Recorded data:
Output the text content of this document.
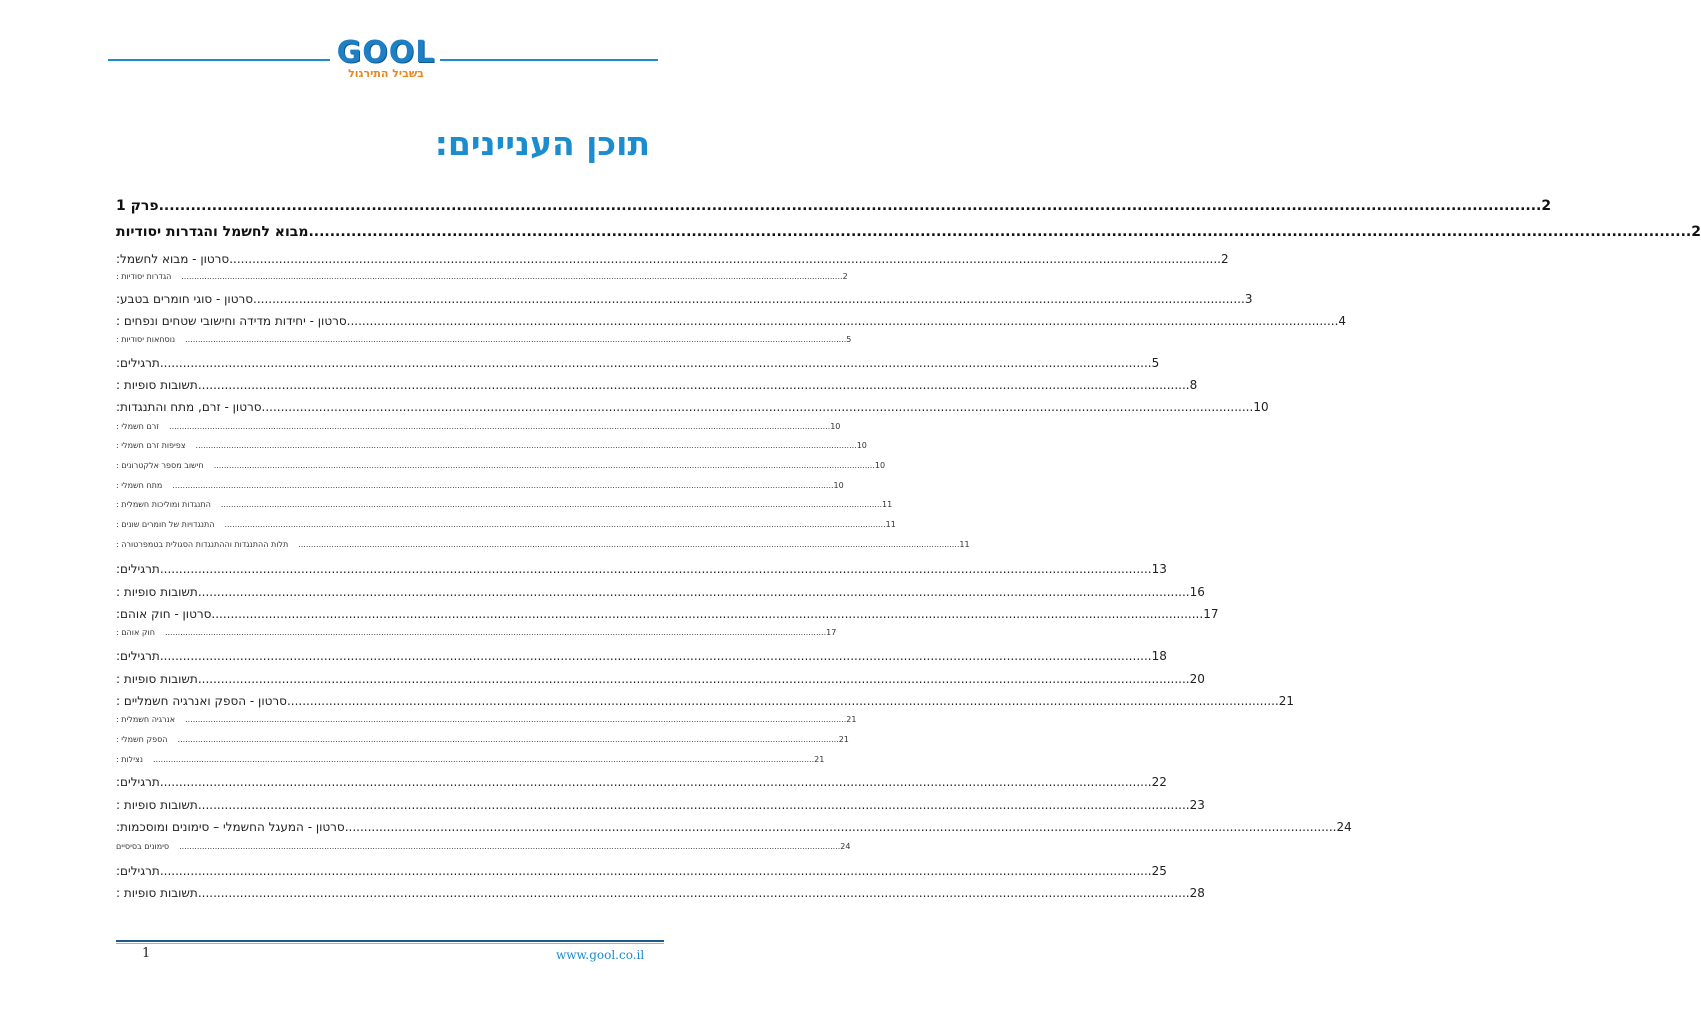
GOOL
בשביל התירגול
תוכן העניינים:
פרק 1 .................................................................................................................................................................................................................................................................... 2
מבוא לחשמל והגדרות יסודיות .................................................................................................................................................................................................................................................................... 2
סרטון - מבוא לחשמל: .................................................................................................................................................................................................................................................................... 2
הגדרות יסודיות :	.................................................................................................................................................................................................................................................................... 2
סרטון - סוגי חומרים בטבע: .................................................................................................................................................................................................................................................................... 3
סרטון - יחידות מדידה וחישובי שטחים ונפחים : .................................................................................................................................................................................................................................................................... 4
נוסחאות יסודיות :	.................................................................................................................................................................................................................................................................... 5
תרגילים: .................................................................................................................................................................................................................................................................... 5
תשובות סופיות : .................................................................................................................................................................................................................................................................... 8
סרטון - זרם, מתח והתנגדות: .................................................................................................................................................................................................................................................................... 10
זרם חשמלי :	.................................................................................................................................................................................................................................................................... 10
צפיפות זרם חשמלי :	.................................................................................................................................................................................................................................................................... 10
חישוב מספר אלקטרונים :	.................................................................................................................................................................................................................................................................... 10
מתח חשמלי :	.................................................................................................................................................................................................................................................................... 10
התנגדות ומוליכות חשמלית :	.................................................................................................................................................................................................................................................................... 11
התנגדויות של חומרים שונים :	.................................................................................................................................................................................................................................................................... 11
תלות ההתנגדות וההתנגדות הסגולית בטמפרטורה :	.................................................................................................................................................................................................................................................................... 11
תרגילים: .................................................................................................................................................................................................................................................................... 13
תשובות סופיות : .................................................................................................................................................................................................................................................................... 16
סרטון - חוק אוהם: .................................................................................................................................................................................................................................................................... 17
חוק אוהם :	.................................................................................................................................................................................................................................................................... 17
תרגילים: .................................................................................................................................................................................................................................................................... 18
תשובות סופיות : .................................................................................................................................................................................................................................................................... 20
סרטון - הספק ואנרגיה חשמליים : .................................................................................................................................................................................................................................................................... 21
אנרגיה חשמלית :	.................................................................................................................................................................................................................................................................... 21
הספק חשמלי :	.................................................................................................................................................................................................................................................................... 21
נצילות :	.................................................................................................................................................................................................................................................................... 21
תרגילים: .................................................................................................................................................................................................................................................................... 22
תשובות סופיות : .................................................................................................................................................................................................................................................................... 23
סרטון - המעגל החשמלי – סימונים ומוסכמות: .................................................................................................................................................................................................................................................................... 24
סימונים בסיסיים	.................................................................................................................................................................................................................................................................... 24
תרגילים: .................................................................................................................................................................................................................................................................... 25
תשובות סופיות : .................................................................................................................................................................................................................................................................... 28
1	www.gool.co.il
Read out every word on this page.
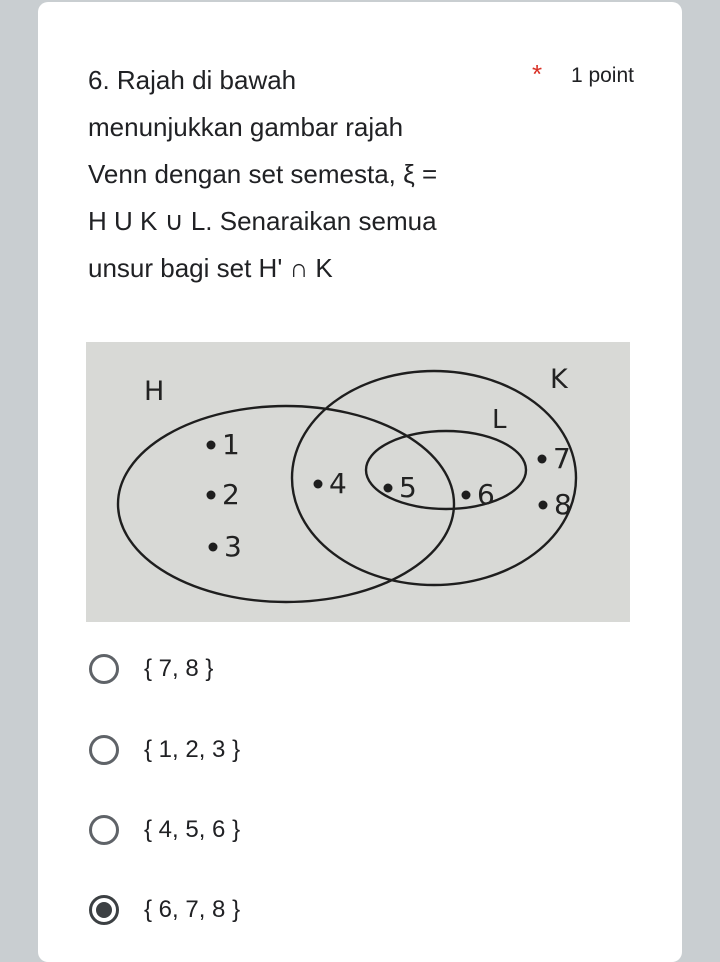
6. Rajah di bawah
menunjukkan gambar rajah
Venn dengan set semesta, ξ =
H U K ∪ L. Senaraikan semua
unsur bagi set H' ∩ K

* 1 point
H	K
L
1
2
3
4 5 6
7
8
{ 7, 8 }
{ 1, 2, 3 }
{ 4, 5, 6 }
{ 6, 7, 8 }
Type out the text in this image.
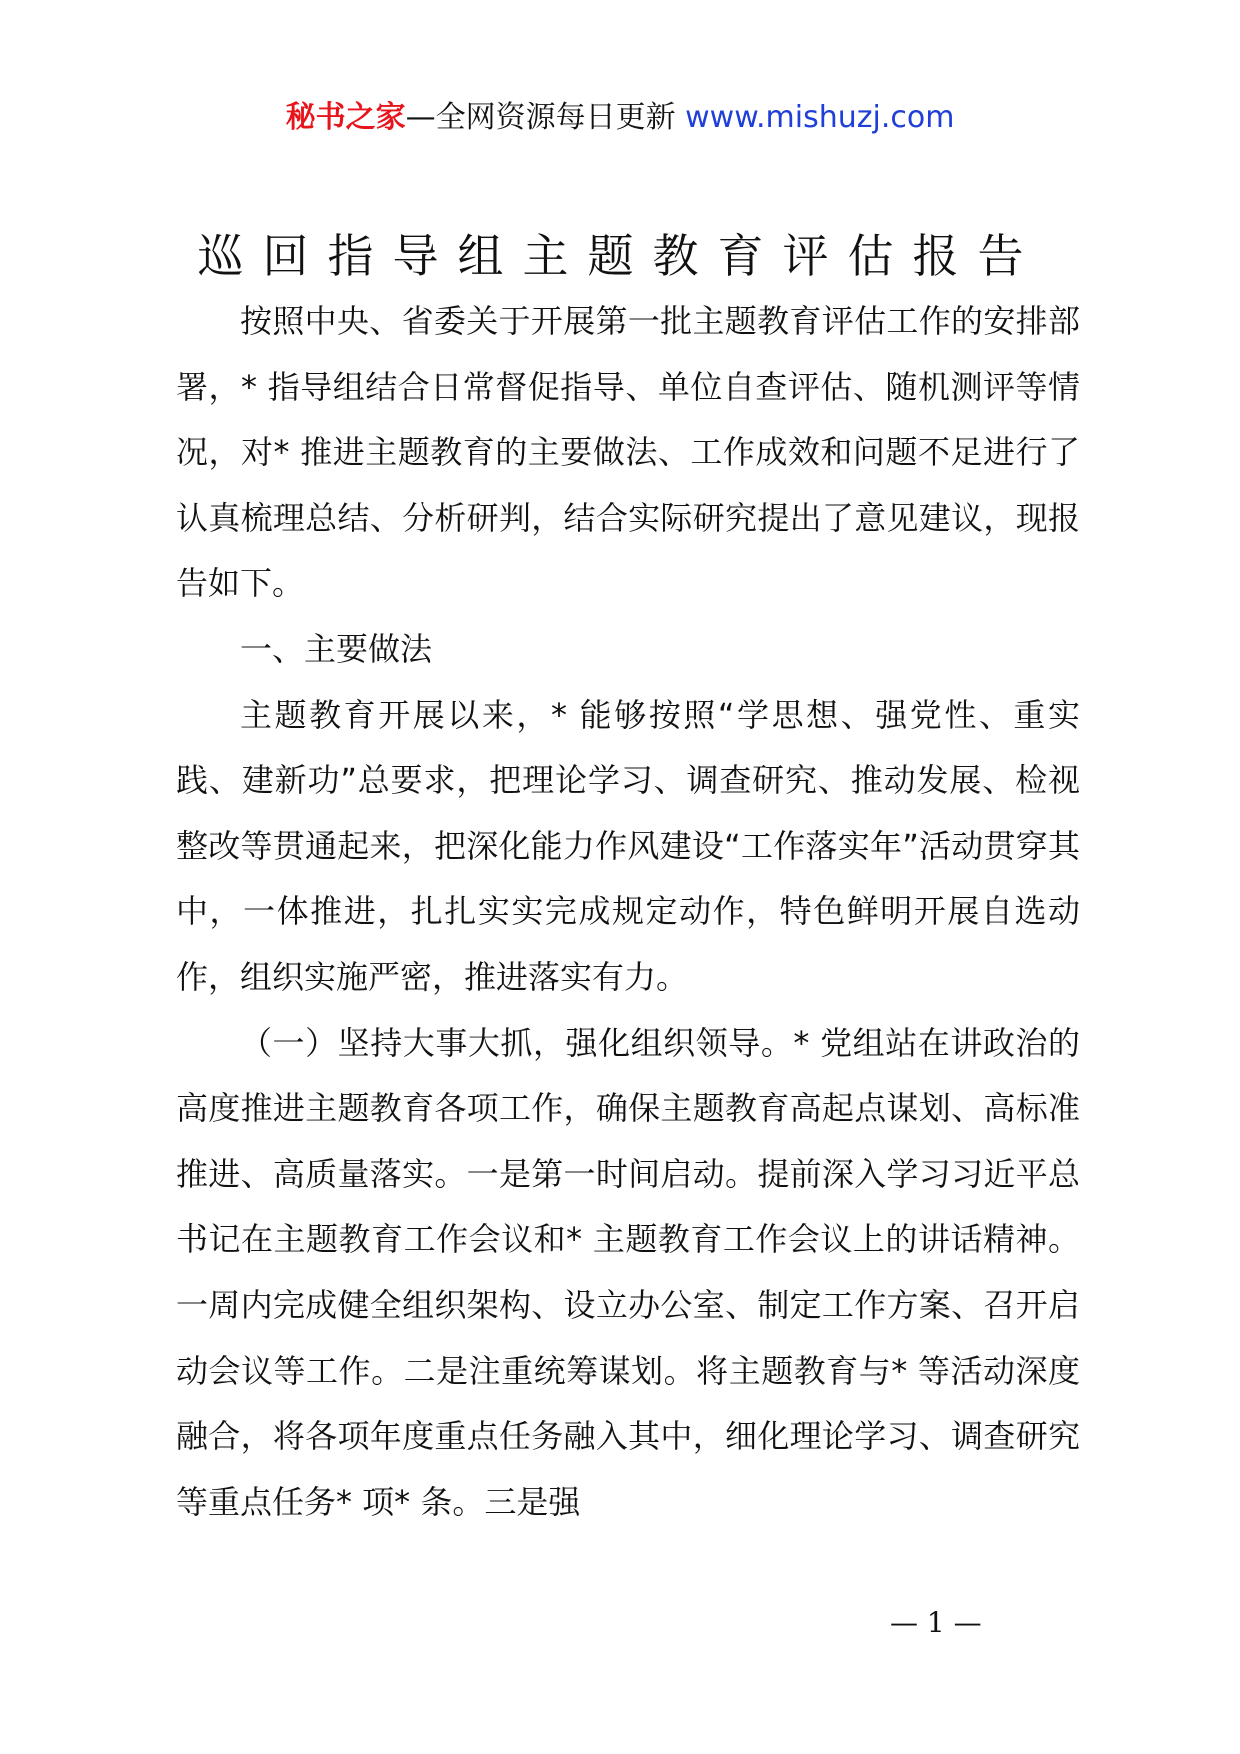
秘书之家—全网资源每日更新 www.mishuzj.com
巡回指导组主题教育评估报告

按照中央、省委关于开展第一批主题教育评估工作的安排部署，* 指导组结合日常督促指导、单位自查评估、随机测评等情况，对* 推进主题教育的主要做法、工作成效和问题不足进行了认真梳理总结、分析研判，结合实际研究提出了意见建议，现报告如下。

一、主要做法

主题教育开展以来，* 能够按照“学思想、强党性、重实践、建新功”总要求，把理论学习、调查研究、推动发展、检视整改等贯通起来，把深化能力作风建设“工作落实年”活动贯穿其中，一体推进，扎扎实实完成规定动作，特色鲜明开展自选动作，组织实施严密，推进落实有力。

（一）坚持大事大抓，强化组织领导。* 党组站在讲政治的高度推进主题教育各项工作，确保主题教育高起点谋划、高标准推进、高质量落实。一是第一时间启动。提前深入学习习近平总书记在主题教育工作会议和* 主题教育工作会议上的讲话精神。一周内完成健全组织架构、设立办公室、制定工作方案、召开启动会议等工作。二是注重统筹谋划。将主题教育与* 等活动深度融合，将各项年度重点任务融入其中，细化理论学习、调查研究等重点任务* 项* 条。三是强

— 1 —
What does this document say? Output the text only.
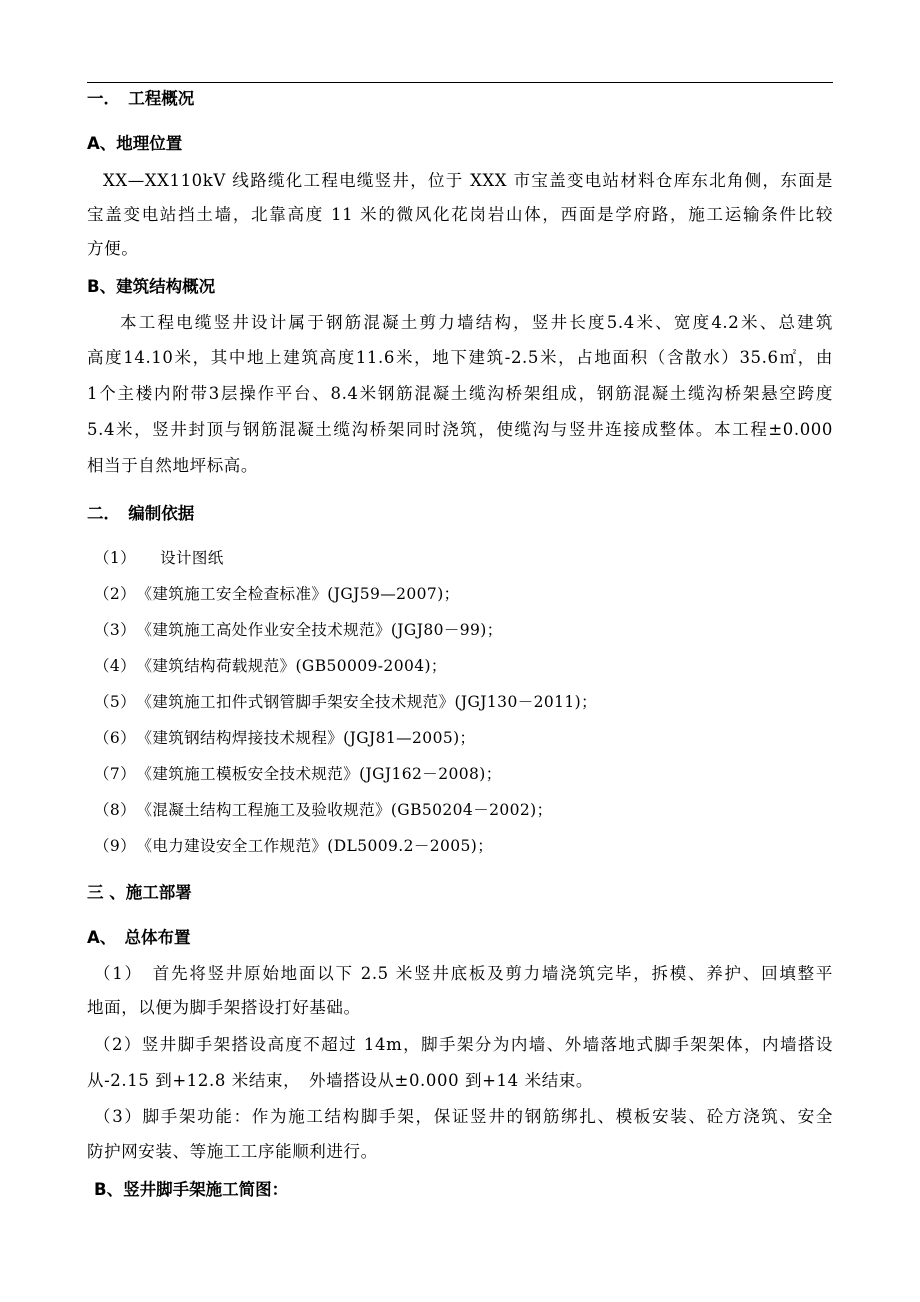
一．　工程概况
A、地理位置
XX—XX110kV 线路缆化工程电缆竖井，位于 XXX 市宝盖变电站材料仓库东北角侧，东面是
宝盖变电站挡土墙，北靠高度 11 米的微风化花岗岩山体，西面是学府路，施工运输条件比较
方便。
B、建筑结构概况
本工程电缆竖井设计属于钢筋混凝土剪力墙结构，竖井长度5.4米、宽度4.2米、总建筑
高度14.10米，其中地上建筑高度11.6米，地下建筑-2.5米，占地面积（含散水）35.6㎡，由
1个主楼内附带3层操作平台、8.4米钢筋混凝土缆沟桥架组成，钢筋混凝土缆沟桥架悬空跨度
5.4米，竖井封顶与钢筋混凝土缆沟桥架同时浇筑，使缆沟与竖井连接成整体。本工程±0.000
相当于自然地坪标高。
二．　编制依据
（1）　　设计图纸
（2）　《建筑施工安全检查标准》(JGJ59—2007)；
（3）　《建筑施工高处作业安全技术规范》(JGJ80－99)；
（4）　《建筑结构荷载规范》(GB50009-2004)；
（5）　《建筑施工扣件式钢管脚手架安全技术规范》(JGJ130－2011)；
（6）　《建筑钢结构焊接技术规程》(JGJ81—2005)；
（7）　《建筑施工模板安全技术规范》(JGJ162－2008)；
（8）　《混凝土结构工程施工及验收规范》(GB50204－2002)；
（9）　《电力建设安全工作规范》(DL5009.2－2005)；
三 、施工部署
A、　总体布置
（1）　首先将竖井原始地面以下 2.5 米竖井底板及剪力墙浇筑完毕，拆模、养护、回填整平
地面，以便为脚手架搭设打好基础。
（2）竖井脚手架搭设高度不超过 14m，脚手架分为内墙、外墙落地式脚手架架体，内墙搭设
从-2.15 到+12.8 米结束，　外墙搭设从±0.000 到+14 米结束。
（3）脚手架功能：作为施工结构脚手架，保证竖井的钢筋绑扎、模板安装、砼方浇筑、安全
防护网安装、等施工工序能顺利进行。
B、竖井脚手架施工简图：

• _YOUR INSTRUCTIONS_:
Reproduce the lines from the line with "What does this" through the last line of the entries exactly, including both ends and excluding pictures.

• _TASK ANSWER_:
What does this document say? Output the text only.
一．　工程概况
A、地理位置
XX—XX110kV 线路缆化工程电缆竖井，位于 XXX 市宝盖变电站材料仓库东北角侧，东面是
宝盖变电站挡土墙，北靠高度 11 米的微风化花岗岩山体，西面是学府路，施工运输条件比较
方便。
B、建筑结构概况
本工程电缆竖井设计属于钢筋混凝土剪力墙结构，竖井长度5.4米、宽度4.2米、总建筑
高度14.10米，其中地上建筑高度11.6米，地下建筑-2.5米，占地面积（含散水）35.6㎡，由
1个主楼内附带3层操作平台、8.4米钢筋混凝土缆沟桥架组成，钢筋混凝土缆沟桥架悬空跨度
5.4米，竖井封顶与钢筋混凝土缆沟桥架同时浇筑，使缆沟与竖井连接成整体。本工程±0.000
相当于自然地坪标高。
二．　编制依据
（1）　　设计图纸
（2）　《建筑施工安全检查标准》(JGJ59—2007)；
（3）　《建筑施工高处作业安全技术规范》(JGJ80－99)；
（4）　《建筑结构荷载规范》(GB50009-2004)；
（5）　《建筑施工扣件式钢管脚手架安全技术规范》(JGJ130－2011)；
（6）　《建筑钢结构焊接技术规程》(JGJ81—2005)；
（7）　《建筑施工模板安全技术规范》(JGJ162－2008)；
（8）　《混凝土结构工程施工及验收规范》(GB50204－2002)；
（9）　《电力建设安全工作规范》(DL5009.2－2005)；
三 、施工部署
A、　总体布置
（1）　首先将竖井原始地面以下 2.5 米竖井底板及剪力墙浇筑完毕，拆模、养护、回填整平
地面，以便为脚手架搭设打好基础。
（2）竖井脚手架搭设高度不超过 14m，脚手架分为内墙、外墙落地式脚手架架体，内墙搭设
从-2.15 到+12.8 米结束，　外墙搭设从±0.000 到+14 米结束。
（3）脚手架功能：作为施工结构脚手架，保证竖井的钢筋绑扎、模板安装、砼方浇筑、安全
防护网安装、等施工工序能顺利进行。
B、竖井脚手架施工简图：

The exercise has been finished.